[[ EXCERPTED TEXT, beginning ]]

The concept of income convergence has drawn the attention of many economists involved in the growth debate (Alataş, 2021). Recent theories of growth and empirical studies suggest that heterogeneity with respect to technological conditions in general and total factor productivity—TFP in particular are identified as the most decisive factors for the rate of income convergence of countries (Islam, 2003). Apparently, depending on whether initial TFP differences decrease or increase over time, income convergence or divergence may be a matter of fact. This has directed researchers’ attention to the concept of technological (TFP) convergence.

Although many empirical studies try to find the answer to the question of technological convergence at the country level (Dowrick & Nguyen, 1989; Wolf, 1991; Dougherty & Jorgenson, 1997; Tebaldi, 2016; Rath & Akram, 2019), regional technological convergence is the research area of relatively modest exploration. However, this situation started to change, since the importance of technological convergence and its determinants have progressively gained attention in both the scientific and the policy domains at the regional level (Rodil-Marzábal & Vence-Deza, 2020). In the context of the Lisbon Agenda (European Council, 2000) and the Europe 2020 strategy (Commission of the European Communities, 2010) goals of making Europe and its regions the most competitive and dynamic knowledge-based economies in the world, it seems crucial to find whether innovation, regarded as the main driver of regional TFP growth (Dettori et al., 2012), can stimulate technological convergence and under what conditions.

Empirical findings suggest that innovation can lead to both technological convergence and divergence processes across regional economies (Walker & Storper, 1989; Verspagen, 2010). In the former, thanks to the diffusion of knowledge and innovation, it is possible for the regions which are technologically lagging behind to catch up with the regions with a higher level of technological advancement. On the other hand, innovations provide additional technological rent and allow leaders to speed up in the technology race. Due to the specificity of knowledge, including its cumulative nature, the relations between the catching-up and speeding-up processes depend on the initial innovative potential of the regions and their absorptive capacities (Dosi, 1988; Verspagen, 2010; Roper & Love, 2006).

From the theoretical perspective, TFP catching-up process can be explained by the concept of ‘advantage of backwardness’ (Vu & Asongu, 2019) and the semi-endogenous R&D-based growth models and their extensions to the regional framework (Jones, 1995; Kortum, 1997; Fukuda, 2017). On the other hand, the conclusion drawn from the first generation of R&D-based endogenous growth models (Segerstrom et al., 1990; Grossman & Helpman, 1991; Baldwin et al., 2001) suggest that a TFP gap between technological leaders and technological followers may widen by R&D investments. Interestingly, the multiple equilibria Schumpeterian R&D models (Howitt & Mayer-Foulkes, 2005) permit the conclusion that different strategies for technology creation and adoption induce convergence clubs formation in TFP. Regional heterogeneity of technology level and the existence of convergence clubs may be also explained by local technological or knowledge spillovers and regional innovation and technological policies, which become more similar over time within certain groups.

The possible multimodality of the distribution of TFP may be also anchored in the theory of innovation geography (Feldman & Kogler, 2010). In the spatial context, the local growth depends on the amount of innovation activity which is carried out locally, and possibly on the ability to take advantage of external technological achievements. At the regional level, technology spillovers have an important spatial component, as it has been argued that spillovers do not travel easily, so that the performance of an individual region is influenced by its geographical location. The existence of localized spillovers of technological knowledge plays a significant role in the regional technological convergence process as the propensity to innovate of each region does depend on that of the surrounding areas. Allowing unequal distribution of TFP, special attention should be paid to the localized spreading of innovation activities.

[[ EXCERPTED TEXT, end ]]

EXERCISES TO COMPLETE =>
A. From the passage on TFP convergence, extract the stretch that begins at the words "The concept of income" and stops after "technological (TFP) convergence.".
B. In the passage on TFP convergence, what is regarded as the main driver of regional TFP growth?
Rely solely on the passage on TFP convergence.

[[ DATA SECTION, beginning ]]

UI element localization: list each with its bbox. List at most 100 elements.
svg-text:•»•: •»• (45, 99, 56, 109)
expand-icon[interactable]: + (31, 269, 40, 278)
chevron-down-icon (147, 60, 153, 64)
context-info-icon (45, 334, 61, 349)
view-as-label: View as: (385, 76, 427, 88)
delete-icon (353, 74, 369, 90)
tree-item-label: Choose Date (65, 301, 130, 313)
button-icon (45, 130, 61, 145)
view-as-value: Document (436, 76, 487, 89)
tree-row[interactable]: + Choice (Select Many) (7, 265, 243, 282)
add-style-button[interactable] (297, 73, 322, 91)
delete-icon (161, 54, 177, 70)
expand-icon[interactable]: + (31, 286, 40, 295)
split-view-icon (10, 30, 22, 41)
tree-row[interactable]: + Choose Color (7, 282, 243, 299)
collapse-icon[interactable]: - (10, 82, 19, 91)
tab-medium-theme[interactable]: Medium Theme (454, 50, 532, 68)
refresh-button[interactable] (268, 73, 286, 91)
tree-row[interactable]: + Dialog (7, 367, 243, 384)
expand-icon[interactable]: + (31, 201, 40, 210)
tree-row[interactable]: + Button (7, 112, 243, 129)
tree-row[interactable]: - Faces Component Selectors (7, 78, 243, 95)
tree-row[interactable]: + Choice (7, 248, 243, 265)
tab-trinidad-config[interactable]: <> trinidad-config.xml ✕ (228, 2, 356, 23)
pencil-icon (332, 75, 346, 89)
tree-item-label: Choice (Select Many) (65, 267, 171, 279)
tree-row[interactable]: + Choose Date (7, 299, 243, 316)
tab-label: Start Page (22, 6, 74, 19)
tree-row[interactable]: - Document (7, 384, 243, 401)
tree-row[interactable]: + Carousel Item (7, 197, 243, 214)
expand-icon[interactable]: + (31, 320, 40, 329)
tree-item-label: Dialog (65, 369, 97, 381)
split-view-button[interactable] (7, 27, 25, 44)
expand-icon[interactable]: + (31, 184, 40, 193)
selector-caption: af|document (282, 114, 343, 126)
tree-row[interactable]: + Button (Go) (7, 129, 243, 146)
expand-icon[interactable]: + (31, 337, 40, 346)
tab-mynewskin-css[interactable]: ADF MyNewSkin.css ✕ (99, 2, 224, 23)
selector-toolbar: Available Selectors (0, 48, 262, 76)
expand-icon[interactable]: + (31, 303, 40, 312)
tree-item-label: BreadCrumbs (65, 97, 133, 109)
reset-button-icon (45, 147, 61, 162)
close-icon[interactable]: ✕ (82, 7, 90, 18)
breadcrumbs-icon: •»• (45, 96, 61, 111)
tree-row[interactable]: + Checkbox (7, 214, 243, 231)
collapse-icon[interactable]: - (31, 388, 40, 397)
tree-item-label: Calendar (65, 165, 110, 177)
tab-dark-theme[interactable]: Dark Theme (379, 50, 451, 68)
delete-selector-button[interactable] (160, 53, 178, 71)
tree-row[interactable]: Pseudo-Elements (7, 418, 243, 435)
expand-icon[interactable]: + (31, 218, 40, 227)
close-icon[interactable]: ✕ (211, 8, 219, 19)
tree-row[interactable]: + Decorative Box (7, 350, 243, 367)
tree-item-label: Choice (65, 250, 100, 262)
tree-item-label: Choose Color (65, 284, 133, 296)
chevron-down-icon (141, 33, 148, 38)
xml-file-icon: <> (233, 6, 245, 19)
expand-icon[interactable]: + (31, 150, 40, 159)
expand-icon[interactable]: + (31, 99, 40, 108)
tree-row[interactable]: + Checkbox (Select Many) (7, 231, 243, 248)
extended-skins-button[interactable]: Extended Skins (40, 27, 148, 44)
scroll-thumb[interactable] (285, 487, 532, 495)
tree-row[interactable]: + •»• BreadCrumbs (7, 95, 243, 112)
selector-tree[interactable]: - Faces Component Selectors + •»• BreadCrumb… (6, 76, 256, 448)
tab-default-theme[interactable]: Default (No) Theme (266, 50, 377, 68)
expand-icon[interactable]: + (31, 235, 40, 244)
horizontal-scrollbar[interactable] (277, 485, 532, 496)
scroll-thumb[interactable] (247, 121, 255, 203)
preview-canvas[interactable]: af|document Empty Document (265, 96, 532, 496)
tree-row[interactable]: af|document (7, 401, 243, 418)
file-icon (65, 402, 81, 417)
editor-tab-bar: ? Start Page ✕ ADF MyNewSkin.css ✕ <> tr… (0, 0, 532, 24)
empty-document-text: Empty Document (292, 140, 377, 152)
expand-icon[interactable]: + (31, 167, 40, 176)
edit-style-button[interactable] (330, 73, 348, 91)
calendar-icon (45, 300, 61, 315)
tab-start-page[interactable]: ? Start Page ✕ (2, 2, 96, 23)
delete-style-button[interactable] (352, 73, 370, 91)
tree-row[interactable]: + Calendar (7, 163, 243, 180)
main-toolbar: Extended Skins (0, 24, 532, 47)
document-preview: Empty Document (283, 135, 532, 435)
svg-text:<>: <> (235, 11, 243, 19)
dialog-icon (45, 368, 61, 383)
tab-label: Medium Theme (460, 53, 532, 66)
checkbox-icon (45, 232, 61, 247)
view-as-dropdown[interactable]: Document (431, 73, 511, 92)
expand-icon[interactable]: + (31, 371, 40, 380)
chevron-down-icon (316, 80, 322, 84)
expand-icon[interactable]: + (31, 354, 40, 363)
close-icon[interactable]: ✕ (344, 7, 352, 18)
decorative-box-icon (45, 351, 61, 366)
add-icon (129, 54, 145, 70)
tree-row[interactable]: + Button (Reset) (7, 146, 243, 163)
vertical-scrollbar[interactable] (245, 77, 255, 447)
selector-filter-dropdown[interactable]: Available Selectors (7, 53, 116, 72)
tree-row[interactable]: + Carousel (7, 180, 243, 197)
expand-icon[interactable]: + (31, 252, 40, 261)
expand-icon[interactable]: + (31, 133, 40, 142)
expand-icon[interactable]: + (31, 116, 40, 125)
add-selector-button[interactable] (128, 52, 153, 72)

[[ DATA SECTION, end ]]

SET OF ANSWERS =>
A.
The concept of income convergence has drawn the attention of many economists involved in the growth debate (Alataş, 2021). Recent theories of growth and empirical studies suggest that heterogeneity with respect to technological conditions in general and total factor productivity—TFP in particular are identified as the most decisive factors for the rate of income convergence of countries (Islam, 2003). Apparently, depending on whether initial TFP differences decrease or increase over time, income convergence or divergence may be a matter of fact. This has directed researchers’ attention to the concept of technological (TFP) convergence.

B. Innovation.